Find and copy every line in the records that includes the string "CryptoQuant".

__Given data__:
-=-=-=-=-
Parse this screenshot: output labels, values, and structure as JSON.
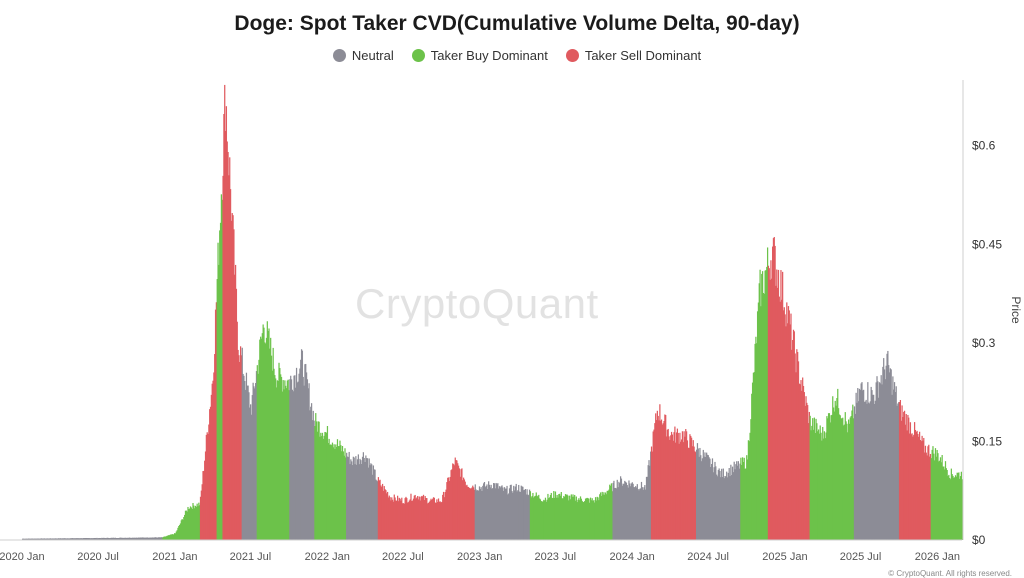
{
  "chart_data": {
    "type": "bar",
    "title": "Doge: Spot Taker CVD(Cumulative Volume Delta, 90-day)",
    "ylabel": "Price",
    "ylim": [
      0,
      0.7
    ],
    "yticks": [
      "$0",
      "$0.15",
      "$0.3",
      "$0.45",
      "$0.6"
    ],
    "ytick_values": [
      0,
      0.15,
      0.3,
      0.45,
      0.6
    ],
    "x_start": "2020-01",
    "x_end": "2026-03",
    "xtick_labels": [
      "2020 Jan",
      "2020 Jul",
      "2021 Jan",
      "2021 Jul",
      "2022 Jan",
      "2022 Jul",
      "2023 Jan",
      "2023 Jul",
      "2024 Jan",
      "2024 Jul",
      "2025 Jan",
      "2025 Jul",
      "2026 Jan"
    ],
    "xtick_dates": [
      "2020-01",
      "2020-07",
      "2021-01",
      "2021-07",
      "2022-01",
      "2022-07",
      "2023-01",
      "2023-07",
      "2024-01",
      "2024-07",
      "2025-01",
      "2025-07",
      "2026-01"
    ],
    "legend": [
      {
        "name": "Neutral",
        "color": "#8c8c96"
      },
      {
        "name": "Taker Buy Dominant",
        "color": "#6cc24a"
      },
      {
        "name": "Taker Sell Dominant",
        "color": "#e05a5f"
      }
    ],
    "legend_position": "top-center",
    "grid": false,
    "colors": {
      "neutral": "#8c8c96",
      "buy": "#6cc24a",
      "sell": "#e05a5f"
    },
    "price_points": [
      [
        "2020-01",
        0.002
      ],
      [
        "2020-07",
        0.003
      ],
      [
        "2020-12",
        0.004
      ],
      [
        "2021-01",
        0.01
      ],
      [
        "2021-02",
        0.05
      ],
      [
        "2021-03",
        0.055
      ],
      [
        "2021-04",
        0.25
      ],
      [
        "2021-05",
        0.68
      ],
      [
        "2021-05-20",
        0.45
      ],
      [
        "2021-06",
        0.3
      ],
      [
        "2021-07",
        0.2
      ],
      [
        "2021-08",
        0.33
      ],
      [
        "2021-09",
        0.25
      ],
      [
        "2021-10",
        0.24
      ],
      [
        "2021-11",
        0.27
      ],
      [
        "2021-12",
        0.18
      ],
      [
        "2022-01",
        0.16
      ],
      [
        "2022-02",
        0.14
      ],
      [
        "2022-03",
        0.12
      ],
      [
        "2022-04",
        0.13
      ],
      [
        "2022-05",
        0.09
      ],
      [
        "2022-06",
        0.065
      ],
      [
        "2022-07",
        0.06
      ],
      [
        "2022-08",
        0.068
      ],
      [
        "2022-09",
        0.06
      ],
      [
        "2022-10",
        0.06
      ],
      [
        "2022-11",
        0.12
      ],
      [
        "2022-12",
        0.085
      ],
      [
        "2023-01",
        0.08
      ],
      [
        "2023-02",
        0.085
      ],
      [
        "2023-03",
        0.075
      ],
      [
        "2023-04",
        0.08
      ],
      [
        "2023-05",
        0.072
      ],
      [
        "2023-06",
        0.062
      ],
      [
        "2023-07",
        0.07
      ],
      [
        "2023-08",
        0.065
      ],
      [
        "2023-09",
        0.062
      ],
      [
        "2023-10",
        0.06
      ],
      [
        "2023-11",
        0.075
      ],
      [
        "2023-12",
        0.09
      ],
      [
        "2024-01",
        0.085
      ],
      [
        "2024-02",
        0.08
      ],
      [
        "2024-03",
        0.2
      ],
      [
        "2024-04",
        0.16
      ],
      [
        "2024-05",
        0.16
      ],
      [
        "2024-06",
        0.14
      ],
      [
        "2024-07",
        0.12
      ],
      [
        "2024-08",
        0.1
      ],
      [
        "2024-09",
        0.11
      ],
      [
        "2024-10",
        0.12
      ],
      [
        "2024-11",
        0.38
      ],
      [
        "2024-12",
        0.44
      ],
      [
        "2025-01",
        0.36
      ],
      [
        "2025-02",
        0.26
      ],
      [
        "2025-03",
        0.18
      ],
      [
        "2025-04",
        0.16
      ],
      [
        "2025-05",
        0.22
      ],
      [
        "2025-06",
        0.17
      ],
      [
        "2025-07",
        0.23
      ],
      [
        "2025-08",
        0.22
      ],
      [
        "2025-09",
        0.27
      ],
      [
        "2025-10",
        0.2
      ],
      [
        "2025-11",
        0.17
      ],
      [
        "2025-12",
        0.14
      ],
      [
        "2026-01",
        0.13
      ],
      [
        "2026-02",
        0.1
      ]
    ],
    "regimes": [
      {
        "start": "2020-01",
        "end": "2020-12",
        "state": "neutral"
      },
      {
        "start": "2020-12",
        "end": "2021-01",
        "state": "buy"
      },
      {
        "start": "2021-01",
        "end": "2021-03-01",
        "state": "buy"
      },
      {
        "start": "2021-03-01",
        "end": "2021-04-10",
        "state": "sell"
      },
      {
        "start": "2021-04-10",
        "end": "2021-04-25",
        "state": "buy"
      },
      {
        "start": "2021-04-25",
        "end": "2021-06-10",
        "state": "sell"
      },
      {
        "start": "2021-06-10",
        "end": "2021-07-15",
        "state": "neutral"
      },
      {
        "start": "2021-07-15",
        "end": "2021-10-01",
        "state": "buy"
      },
      {
        "start": "2021-10-01",
        "end": "2021-12-01",
        "state": "neutral"
      },
      {
        "start": "2021-12-01",
        "end": "2022-02-15",
        "state": "buy"
      },
      {
        "start": "2022-02-15",
        "end": "2022-05-01",
        "state": "neutral"
      },
      {
        "start": "2022-05-01",
        "end": "2022-11-01",
        "state": "sell"
      },
      {
        "start": "2022-11-01",
        "end": "2022-12-20",
        "state": "sell"
      },
      {
        "start": "2022-12-20",
        "end": "2023-05-01",
        "state": "neutral"
      },
      {
        "start": "2023-05-01",
        "end": "2023-07-15",
        "state": "buy"
      },
      {
        "start": "2023-07-15",
        "end": "2023-11-15",
        "state": "buy"
      },
      {
        "start": "2023-11-15",
        "end": "2024-02-15",
        "state": "neutral"
      },
      {
        "start": "2024-02-15",
        "end": "2024-06-01",
        "state": "sell"
      },
      {
        "start": "2024-06-01",
        "end": "2024-09-15",
        "state": "neutral"
      },
      {
        "start": "2024-09-15",
        "end": "2024-11-20",
        "state": "buy"
      },
      {
        "start": "2024-11-20",
        "end": "2025-03-01",
        "state": "sell"
      },
      {
        "start": "2025-03-01",
        "end": "2025-06-15",
        "state": "buy"
      },
      {
        "start": "2025-06-15",
        "end": "2025-10-01",
        "state": "neutral"
      },
      {
        "start": "2025-10-01",
        "end": "2025-12-15",
        "state": "sell"
      },
      {
        "start": "2025-12-15",
        "end": "2026-03",
        "state": "buy"
      }
    ]
  },
  "watermark": "CryptoQuant",
  "copyright": "© CryptoQuant. All rights reserved."
}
-=-=-=-=-
__Worked solution__:
  "watermark": "CryptoQuant",
  "copyright": "© CryptoQuant. All rights reserved."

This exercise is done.